WHAT IS REQUIRED
Scan the material for the word "true", and copy each line where it shows up.

GIVEN RECORDS

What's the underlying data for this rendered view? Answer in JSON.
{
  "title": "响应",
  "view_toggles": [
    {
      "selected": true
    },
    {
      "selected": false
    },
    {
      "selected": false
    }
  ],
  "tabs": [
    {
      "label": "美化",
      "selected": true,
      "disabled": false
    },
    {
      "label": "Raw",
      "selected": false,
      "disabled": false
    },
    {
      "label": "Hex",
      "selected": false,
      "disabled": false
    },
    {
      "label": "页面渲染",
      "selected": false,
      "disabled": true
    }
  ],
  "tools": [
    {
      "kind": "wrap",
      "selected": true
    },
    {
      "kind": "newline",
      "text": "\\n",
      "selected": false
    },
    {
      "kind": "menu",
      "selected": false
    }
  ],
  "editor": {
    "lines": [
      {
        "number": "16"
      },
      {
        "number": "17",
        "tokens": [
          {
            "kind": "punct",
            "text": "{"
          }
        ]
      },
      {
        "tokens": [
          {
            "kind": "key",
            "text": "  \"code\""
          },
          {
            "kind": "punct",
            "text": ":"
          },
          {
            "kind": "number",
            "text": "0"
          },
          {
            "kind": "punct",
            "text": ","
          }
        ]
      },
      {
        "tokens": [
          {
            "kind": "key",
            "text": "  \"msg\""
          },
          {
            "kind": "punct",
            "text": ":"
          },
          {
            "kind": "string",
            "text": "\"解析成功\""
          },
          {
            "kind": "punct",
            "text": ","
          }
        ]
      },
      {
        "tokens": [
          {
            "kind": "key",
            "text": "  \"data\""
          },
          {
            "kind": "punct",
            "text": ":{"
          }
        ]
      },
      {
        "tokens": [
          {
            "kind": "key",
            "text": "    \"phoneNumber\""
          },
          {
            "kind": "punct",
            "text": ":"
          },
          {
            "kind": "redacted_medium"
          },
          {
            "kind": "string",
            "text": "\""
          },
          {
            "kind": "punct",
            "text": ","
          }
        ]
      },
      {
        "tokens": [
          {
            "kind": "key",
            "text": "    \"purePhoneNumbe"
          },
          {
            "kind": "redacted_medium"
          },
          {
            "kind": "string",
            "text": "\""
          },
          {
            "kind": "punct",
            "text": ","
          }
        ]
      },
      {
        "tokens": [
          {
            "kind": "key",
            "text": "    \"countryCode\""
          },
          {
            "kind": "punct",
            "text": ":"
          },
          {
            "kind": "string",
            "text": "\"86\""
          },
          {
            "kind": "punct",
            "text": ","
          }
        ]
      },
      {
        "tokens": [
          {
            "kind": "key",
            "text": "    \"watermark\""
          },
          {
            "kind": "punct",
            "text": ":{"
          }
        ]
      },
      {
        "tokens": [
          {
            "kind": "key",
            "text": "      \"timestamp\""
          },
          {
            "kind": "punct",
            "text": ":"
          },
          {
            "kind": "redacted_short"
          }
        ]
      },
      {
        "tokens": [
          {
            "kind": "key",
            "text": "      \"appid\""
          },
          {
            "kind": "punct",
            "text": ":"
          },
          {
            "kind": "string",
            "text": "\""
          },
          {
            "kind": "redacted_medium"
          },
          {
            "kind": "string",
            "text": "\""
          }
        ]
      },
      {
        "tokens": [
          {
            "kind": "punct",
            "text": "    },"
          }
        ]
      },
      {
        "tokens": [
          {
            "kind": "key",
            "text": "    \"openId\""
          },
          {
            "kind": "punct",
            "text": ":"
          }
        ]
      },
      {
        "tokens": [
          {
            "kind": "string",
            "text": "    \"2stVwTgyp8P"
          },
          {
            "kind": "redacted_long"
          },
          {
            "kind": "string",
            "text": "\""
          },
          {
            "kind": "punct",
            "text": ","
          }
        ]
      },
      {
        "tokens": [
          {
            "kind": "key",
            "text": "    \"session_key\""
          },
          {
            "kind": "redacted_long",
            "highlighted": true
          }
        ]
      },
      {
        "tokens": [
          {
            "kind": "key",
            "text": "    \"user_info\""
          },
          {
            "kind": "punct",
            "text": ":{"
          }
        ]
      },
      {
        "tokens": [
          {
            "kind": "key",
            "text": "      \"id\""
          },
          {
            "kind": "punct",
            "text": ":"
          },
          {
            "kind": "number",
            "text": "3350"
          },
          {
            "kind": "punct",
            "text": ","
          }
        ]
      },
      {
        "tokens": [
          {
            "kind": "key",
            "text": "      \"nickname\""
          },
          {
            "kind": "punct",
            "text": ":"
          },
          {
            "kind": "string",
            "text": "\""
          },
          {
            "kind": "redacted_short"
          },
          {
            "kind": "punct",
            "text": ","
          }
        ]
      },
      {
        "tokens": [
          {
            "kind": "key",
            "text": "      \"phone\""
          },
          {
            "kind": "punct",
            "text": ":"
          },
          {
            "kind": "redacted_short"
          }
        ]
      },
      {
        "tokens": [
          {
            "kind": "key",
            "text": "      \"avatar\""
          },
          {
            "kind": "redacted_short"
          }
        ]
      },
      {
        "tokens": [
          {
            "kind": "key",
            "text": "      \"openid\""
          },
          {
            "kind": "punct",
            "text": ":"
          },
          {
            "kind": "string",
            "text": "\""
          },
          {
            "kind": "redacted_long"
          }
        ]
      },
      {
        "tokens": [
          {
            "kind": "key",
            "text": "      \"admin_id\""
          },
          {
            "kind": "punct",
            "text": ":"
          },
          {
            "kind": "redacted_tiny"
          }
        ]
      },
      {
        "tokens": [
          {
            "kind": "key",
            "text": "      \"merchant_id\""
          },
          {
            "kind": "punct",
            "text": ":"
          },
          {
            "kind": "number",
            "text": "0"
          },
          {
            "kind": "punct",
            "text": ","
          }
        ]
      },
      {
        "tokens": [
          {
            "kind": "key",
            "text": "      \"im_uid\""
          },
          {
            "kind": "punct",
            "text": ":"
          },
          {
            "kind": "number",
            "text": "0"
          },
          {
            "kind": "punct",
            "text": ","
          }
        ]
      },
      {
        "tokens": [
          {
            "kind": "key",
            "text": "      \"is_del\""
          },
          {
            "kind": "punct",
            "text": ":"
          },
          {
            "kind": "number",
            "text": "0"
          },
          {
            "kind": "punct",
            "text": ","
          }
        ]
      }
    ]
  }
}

REPLY
      "selected": true
      "selected": true,
      "disabled": true
      "selected": true
            "highlighted": true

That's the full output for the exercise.